**Do this:**
Select the lines of the records containing the word "JSON" and list them.

**Materials provided:**

'''

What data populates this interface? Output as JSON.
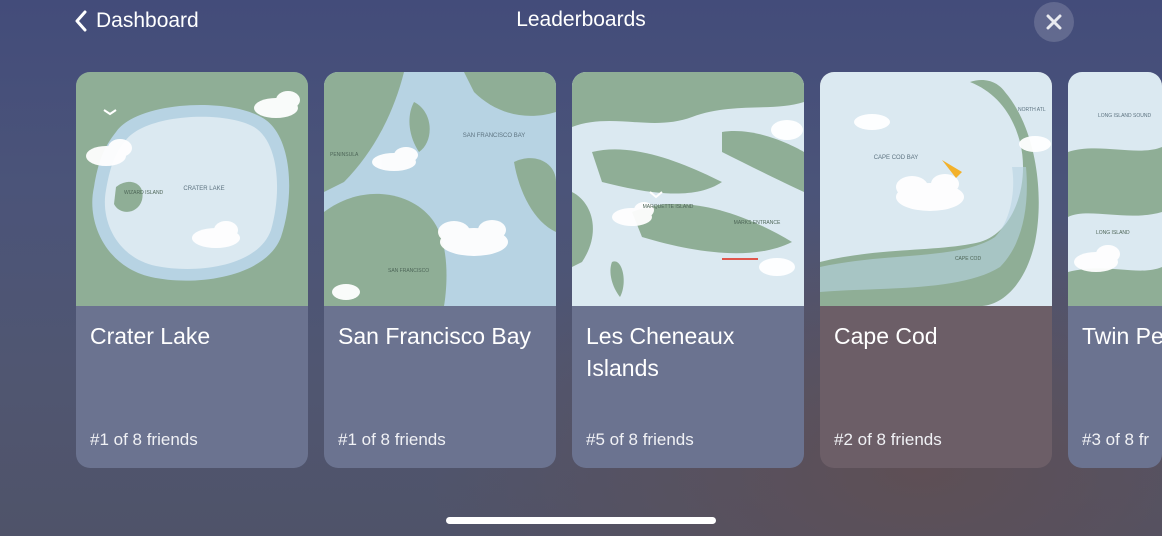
{
  "header": {
    "back_label": "Dashboard",
    "title": "Leaderboards"
  },
  "colors": {
    "land": "#8fae96",
    "water_light": "#dbe9f1",
    "water_shallow": "#b7d3e3",
    "card_default": "#6b7390",
    "card_highlight": "#6c5e67"
  },
  "cards": [
    {
      "name": "Crater Lake",
      "rank": "#1 of 8 friends",
      "map_labels": [
        "CRATER LAKE",
        "WIZARD ISLAND"
      ]
    },
    {
      "name": "San Francisco Bay",
      "rank": "#1 of 8 friends",
      "map_labels": [
        "SAN FRANCISCO BAY",
        "PENINSULA",
        "SAN FRANCISCO"
      ]
    },
    {
      "name": "Les Cheneaux Islands",
      "rank": "#5 of 8 friends",
      "map_labels": [
        "MARQUETTE ISLAND",
        "MARKS ENTRANCE"
      ]
    },
    {
      "name": "Cape Cod",
      "rank": "#2 of 8 friends",
      "map_labels": [
        "CAPE COD BAY",
        "NORTH ATL",
        "CAPE COD"
      ]
    },
    {
      "name": "Twin Pe",
      "rank": "#3 of 8 fr",
      "map_labels": [
        "LONG ISLAND",
        "LONG ISLAND SOUND"
      ]
    }
  ]
}
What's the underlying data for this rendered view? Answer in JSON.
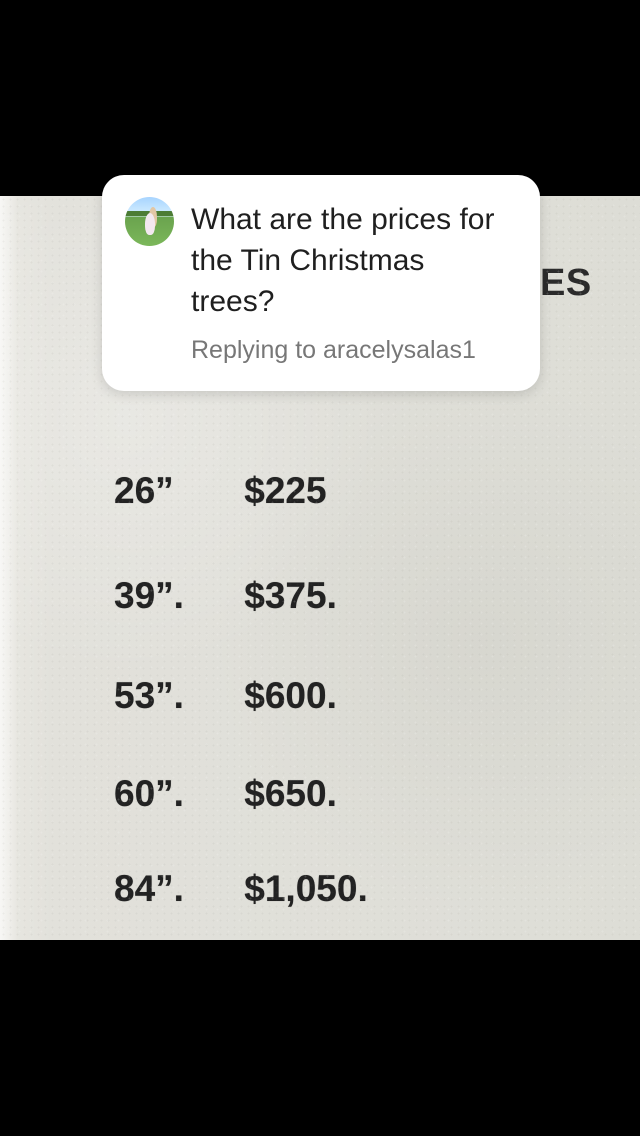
{
  "photo": {
    "header_fragment": "ES",
    "rows": [
      {
        "size": "26”",
        "price": "$225"
      },
      {
        "size": "39”.",
        "price": "$375."
      },
      {
        "size": "53”.",
        "price": "$600."
      },
      {
        "size": "60”.",
        "price": "$650."
      },
      {
        "size": "84”.",
        "price": "$1,050."
      }
    ]
  },
  "reply_card": {
    "question": "What are the prices for the Tin Christmas trees?",
    "replying_to": "Replying to aracelysalas1"
  },
  "colors": {
    "background": "#000000",
    "card": "#ffffff",
    "paper": "#e2e1db",
    "text": "#222222",
    "muted": "#777777"
  }
}
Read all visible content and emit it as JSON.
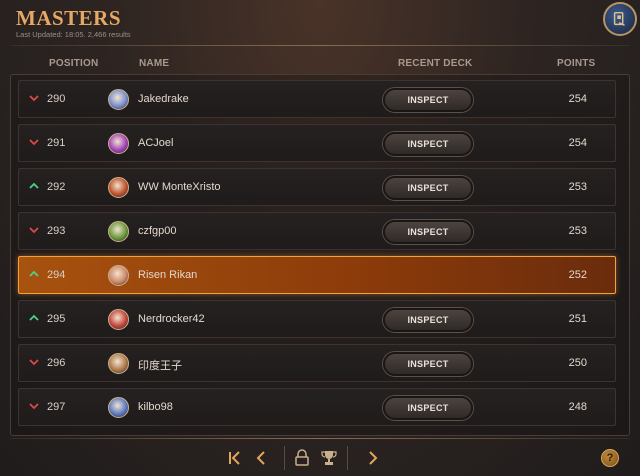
{
  "header": {
    "title": "MASTERS",
    "subtitle": "Last Updated: 18:05. 2,466 results"
  },
  "columns": {
    "position": "POSITION",
    "name": "NAME",
    "recent_deck": "RECENT DECK",
    "points": "POINTS"
  },
  "rows": [
    {
      "position": "290",
      "name": "Jakedrake",
      "points": "254",
      "trend": "down",
      "inspect_label": "INSPECT",
      "avatar_color": "#7a8fd0"
    },
    {
      "position": "291",
      "name": "ACJoel",
      "points": "254",
      "trend": "down",
      "inspect_label": "INSPECT",
      "avatar_color": "#a445b8"
    },
    {
      "position": "292",
      "name": "WW MonteXristo",
      "points": "253",
      "trend": "up",
      "inspect_label": "INSPECT",
      "avatar_color": "#c0542c"
    },
    {
      "position": "293",
      "name": "czfgp00",
      "points": "253",
      "trend": "down",
      "inspect_label": "INSPECT",
      "avatar_color": "#6b9a3c"
    },
    {
      "position": "294",
      "name": "Risen Rikan",
      "points": "252",
      "trend": "up",
      "inspect_label": "",
      "avatar_color": "#d08a6a"
    },
    {
      "position": "295",
      "name": "Nerdrocker42",
      "points": "251",
      "trend": "up",
      "inspect_label": "INSPECT",
      "avatar_color": "#c4463a"
    },
    {
      "position": "296",
      "name": "印度王子",
      "points": "250",
      "trend": "down",
      "inspect_label": "INSPECT",
      "avatar_color": "#b07a4a"
    },
    {
      "position": "297",
      "name": "kilbo98",
      "points": "248",
      "trend": "down",
      "inspect_label": "INSPECT",
      "avatar_color": "#5d7ac0"
    }
  ],
  "colors": {
    "accent": "#e6a865",
    "highlight_border": "#f0a23c",
    "trend_up": "#4fd08a",
    "trend_down": "#e04848"
  },
  "icons": {
    "logo": "legends-of-runeterra-logo-icon",
    "first": "first-page-icon",
    "prev": "previous-page-icon",
    "lock": "lock-icon",
    "trophy": "trophy-icon",
    "next": "next-page-icon",
    "help": "help-icon"
  },
  "help_label": "?"
}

'''

**The answer:**
What data populates this interface? Output as JSON.
What's the underlying data for this rendered view? Answer in JSON.
Read all visible content and emit it as JSON.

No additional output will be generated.